====== Provided records
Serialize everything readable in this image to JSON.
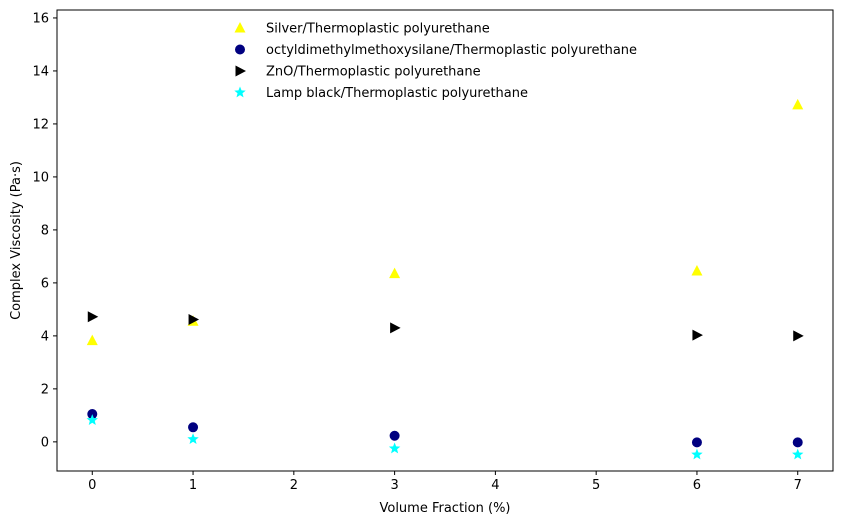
{
  "chart_data": {
    "type": "scatter",
    "title": "",
    "xlabel": "Volume Fraction (%)",
    "ylabel": "Complex Viscosity (Pa·s)",
    "xlim": [
      -0.35,
      7.35
    ],
    "ylim": [
      -1.1,
      16.3
    ],
    "xticks": [
      0,
      1,
      2,
      3,
      4,
      5,
      6,
      7
    ],
    "yticks": [
      0,
      2,
      4,
      6,
      8,
      10,
      12,
      14,
      16
    ],
    "grid": false,
    "legend_position": "top-center",
    "series": [
      {
        "name": "Silver/Thermoplastic polyurethane",
        "marker": "triangle-up",
        "color": "#ffff00",
        "x": [
          0,
          1,
          3,
          6,
          7
        ],
        "y": [
          3.82,
          4.55,
          6.35,
          6.45,
          12.72
        ]
      },
      {
        "name": "octyldimethylmethoxysilane/Thermoplastic polyurethane",
        "marker": "circle",
        "color": "#000080",
        "x": [
          0,
          1,
          3,
          6,
          7
        ],
        "y": [
          1.05,
          0.55,
          0.23,
          -0.02,
          -0.02
        ]
      },
      {
        "name": "ZnO/Thermoplastic polyurethane",
        "marker": "triangle-right",
        "color": "#000000",
        "x": [
          0,
          1,
          3,
          6,
          7
        ],
        "y": [
          4.72,
          4.62,
          4.3,
          4.03,
          4.0
        ]
      },
      {
        "name": "Lamp black/Thermoplastic polyurethane",
        "marker": "star",
        "color": "#00ffff",
        "x": [
          0,
          1,
          3,
          6,
          7
        ],
        "y": [
          0.82,
          0.1,
          -0.25,
          -0.48,
          -0.48
        ]
      }
    ]
  }
}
============
• Exercise objective:
Transcribe the entries above verbatim, omitting their pictures.

• Full answer:
Serialize everything readable in this image to JSON.
{
  "chart_data": {
    "type": "scatter",
    "title": "",
    "xlabel": "Volume Fraction (%)",
    "ylabel": "Complex Viscosity (Pa·s)",
    "xlim": [
      -0.35,
      7.35
    ],
    "ylim": [
      -1.1,
      16.3
    ],
    "xticks": [
      0,
      1,
      2,
      3,
      4,
      5,
      6,
      7
    ],
    "yticks": [
      0,
      2,
      4,
      6,
      8,
      10,
      12,
      14,
      16
    ],
    "grid": false,
    "legend_position": "top-center",
    "series": [
      {
        "name": "Silver/Thermoplastic polyurethane",
        "marker": "triangle-up",
        "color": "#ffff00",
        "x": [
          0,
          1,
          3,
          6,
          7
        ],
        "y": [
          3.82,
          4.55,
          6.35,
          6.45,
          12.72
        ]
      },
      {
        "name": "octyldimethylmethoxysilane/Thermoplastic polyurethane",
        "marker": "circle",
        "color": "#000080",
        "x": [
          0,
          1,
          3,
          6,
          7
        ],
        "y": [
          1.05,
          0.55,
          0.23,
          -0.02,
          -0.02
        ]
      },
      {
        "name": "ZnO/Thermoplastic polyurethane",
        "marker": "triangle-right",
        "color": "#000000",
        "x": [
          0,
          1,
          3,
          6,
          7
        ],
        "y": [
          4.72,
          4.62,
          4.3,
          4.03,
          4.0
        ]
      },
      {
        "name": "Lamp black/Thermoplastic polyurethane",
        "marker": "star",
        "color": "#00ffff",
        "x": [
          0,
          1,
          3,
          6,
          7
        ],
        "y": [
          0.82,
          0.1,
          -0.25,
          -0.48,
          -0.48
        ]
      }
    ]
  }
}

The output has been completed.